• _GOAL OF THE EXERCISE_
Word for word, retype every entry in the listing.

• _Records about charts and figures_
++++++++++++++++++++

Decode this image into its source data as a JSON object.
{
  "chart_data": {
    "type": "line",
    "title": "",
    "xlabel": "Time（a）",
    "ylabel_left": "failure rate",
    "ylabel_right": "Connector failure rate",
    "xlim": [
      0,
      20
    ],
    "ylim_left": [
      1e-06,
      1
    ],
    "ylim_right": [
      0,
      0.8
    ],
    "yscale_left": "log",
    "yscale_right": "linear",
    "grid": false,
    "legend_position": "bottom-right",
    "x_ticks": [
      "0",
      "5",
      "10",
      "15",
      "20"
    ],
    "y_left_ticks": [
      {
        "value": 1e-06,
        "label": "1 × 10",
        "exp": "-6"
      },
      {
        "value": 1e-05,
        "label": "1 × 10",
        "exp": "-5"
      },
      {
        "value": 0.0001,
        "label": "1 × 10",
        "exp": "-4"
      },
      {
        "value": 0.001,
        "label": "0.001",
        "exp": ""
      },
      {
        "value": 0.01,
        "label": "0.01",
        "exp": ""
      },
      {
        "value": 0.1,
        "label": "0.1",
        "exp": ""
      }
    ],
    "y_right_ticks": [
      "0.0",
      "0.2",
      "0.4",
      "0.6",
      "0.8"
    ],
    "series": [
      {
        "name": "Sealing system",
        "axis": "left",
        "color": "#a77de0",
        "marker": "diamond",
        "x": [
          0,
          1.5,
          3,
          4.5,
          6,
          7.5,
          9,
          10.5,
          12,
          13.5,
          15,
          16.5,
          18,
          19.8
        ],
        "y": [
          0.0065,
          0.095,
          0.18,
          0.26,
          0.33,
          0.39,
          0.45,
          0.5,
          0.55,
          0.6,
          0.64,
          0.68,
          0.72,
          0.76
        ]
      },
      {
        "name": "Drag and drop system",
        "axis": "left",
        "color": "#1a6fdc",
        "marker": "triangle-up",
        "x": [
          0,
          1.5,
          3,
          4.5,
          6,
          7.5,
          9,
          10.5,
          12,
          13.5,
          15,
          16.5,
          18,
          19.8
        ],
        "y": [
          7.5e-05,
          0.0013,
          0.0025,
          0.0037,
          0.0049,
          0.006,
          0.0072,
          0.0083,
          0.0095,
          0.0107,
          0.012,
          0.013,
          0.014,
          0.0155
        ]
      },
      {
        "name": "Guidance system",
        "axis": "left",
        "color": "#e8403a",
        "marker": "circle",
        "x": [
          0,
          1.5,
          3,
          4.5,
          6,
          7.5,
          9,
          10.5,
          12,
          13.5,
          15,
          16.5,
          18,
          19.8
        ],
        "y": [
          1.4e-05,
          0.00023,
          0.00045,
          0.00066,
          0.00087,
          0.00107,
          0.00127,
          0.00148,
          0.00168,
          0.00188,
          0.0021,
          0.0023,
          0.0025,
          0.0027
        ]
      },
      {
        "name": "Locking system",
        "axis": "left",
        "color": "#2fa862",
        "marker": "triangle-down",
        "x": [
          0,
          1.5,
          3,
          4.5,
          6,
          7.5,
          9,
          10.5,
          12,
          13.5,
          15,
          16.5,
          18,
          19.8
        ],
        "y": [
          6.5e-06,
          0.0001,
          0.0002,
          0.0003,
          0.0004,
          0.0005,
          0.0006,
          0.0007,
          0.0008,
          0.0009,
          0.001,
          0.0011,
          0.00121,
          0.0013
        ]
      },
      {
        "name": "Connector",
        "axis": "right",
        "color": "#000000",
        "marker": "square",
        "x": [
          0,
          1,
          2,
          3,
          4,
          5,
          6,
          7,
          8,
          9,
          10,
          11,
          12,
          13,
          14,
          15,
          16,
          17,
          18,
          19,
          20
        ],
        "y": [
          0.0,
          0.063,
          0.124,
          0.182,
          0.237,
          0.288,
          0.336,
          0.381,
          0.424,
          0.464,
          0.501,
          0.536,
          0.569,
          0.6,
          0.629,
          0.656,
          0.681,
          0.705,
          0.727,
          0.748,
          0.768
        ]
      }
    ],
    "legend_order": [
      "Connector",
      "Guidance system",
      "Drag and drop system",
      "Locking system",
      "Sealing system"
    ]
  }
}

++++++++++++++++++++

• _RESULT_
Decode this image into its source data as a JSON object.
{
  "chart_data": {
    "type": "line",
    "title": "",
    "xlabel": "Time（a）",
    "ylabel_left": "failure rate",
    "ylabel_right": "Connector failure rate",
    "xlim": [
      0,
      20
    ],
    "ylim_left": [
      1e-06,
      1
    ],
    "ylim_right": [
      0,
      0.8
    ],
    "yscale_left": "log",
    "yscale_right": "linear",
    "grid": false,
    "legend_position": "bottom-right",
    "x_ticks": [
      "0",
      "5",
      "10",
      "15",
      "20"
    ],
    "y_left_ticks": [
      {
        "value": 1e-06,
        "label": "1 × 10",
        "exp": "-6"
      },
      {
        "value": 1e-05,
        "label": "1 × 10",
        "exp": "-5"
      },
      {
        "value": 0.0001,
        "label": "1 × 10",
        "exp": "-4"
      },
      {
        "value": 0.001,
        "label": "0.001",
        "exp": ""
      },
      {
        "value": 0.01,
        "label": "0.01",
        "exp": ""
      },
      {
        "value": 0.1,
        "label": "0.1",
        "exp": ""
      }
    ],
    "y_right_ticks": [
      "0.0",
      "0.2",
      "0.4",
      "0.6",
      "0.8"
    ],
    "series": [
      {
        "name": "Sealing system",
        "axis": "left",
        "color": "#a77de0",
        "marker": "diamond",
        "x": [
          0,
          1.5,
          3,
          4.5,
          6,
          7.5,
          9,
          10.5,
          12,
          13.5,
          15,
          16.5,
          18,
          19.8
        ],
        "y": [
          0.0065,
          0.095,
          0.18,
          0.26,
          0.33,
          0.39,
          0.45,
          0.5,
          0.55,
          0.6,
          0.64,
          0.68,
          0.72,
          0.76
        ]
      },
      {
        "name": "Drag and drop system",
        "axis": "left",
        "color": "#1a6fdc",
        "marker": "triangle-up",
        "x": [
          0,
          1.5,
          3,
          4.5,
          6,
          7.5,
          9,
          10.5,
          12,
          13.5,
          15,
          16.5,
          18,
          19.8
        ],
        "y": [
          7.5e-05,
          0.0013,
          0.0025,
          0.0037,
          0.0049,
          0.006,
          0.0072,
          0.0083,
          0.0095,
          0.0107,
          0.012,
          0.013,
          0.014,
          0.0155
        ]
      },
      {
        "name": "Guidance system",
        "axis": "left",
        "color": "#e8403a",
        "marker": "circle",
        "x": [
          0,
          1.5,
          3,
          4.5,
          6,
          7.5,
          9,
          10.5,
          12,
          13.5,
          15,
          16.5,
          18,
          19.8
        ],
        "y": [
          1.4e-05,
          0.00023,
          0.00045,
          0.00066,
          0.00087,
          0.00107,
          0.00127,
          0.00148,
          0.00168,
          0.00188,
          0.0021,
          0.0023,
          0.0025,
          0.0027
        ]
      },
      {
        "name": "Locking system",
        "axis": "left",
        "color": "#2fa862",
        "marker": "triangle-down",
        "x": [
          0,
          1.5,
          3,
          4.5,
          6,
          7.5,
          9,
          10.5,
          12,
          13.5,
          15,
          16.5,
          18,
          19.8
        ],
        "y": [
          6.5e-06,
          0.0001,
          0.0002,
          0.0003,
          0.0004,
          0.0005,
          0.0006,
          0.0007,
          0.0008,
          0.0009,
          0.001,
          0.0011,
          0.00121,
          0.0013
        ]
      },
      {
        "name": "Connector",
        "axis": "right",
        "color": "#000000",
        "marker": "square",
        "x": [
          0,
          1,
          2,
          3,
          4,
          5,
          6,
          7,
          8,
          9,
          10,
          11,
          12,
          13,
          14,
          15,
          16,
          17,
          18,
          19,
          20
        ],
        "y": [
          0.0,
          0.063,
          0.124,
          0.182,
          0.237,
          0.288,
          0.336,
          0.381,
          0.424,
          0.464,
          0.501,
          0.536,
          0.569,
          0.6,
          0.629,
          0.656,
          0.681,
          0.705,
          0.727,
          0.748,
          0.768
        ]
      }
    ],
    "legend_order": [
      "Connector",
      "Guidance system",
      "Drag and drop system",
      "Locking system",
      "Sealing system"
    ]
  }
}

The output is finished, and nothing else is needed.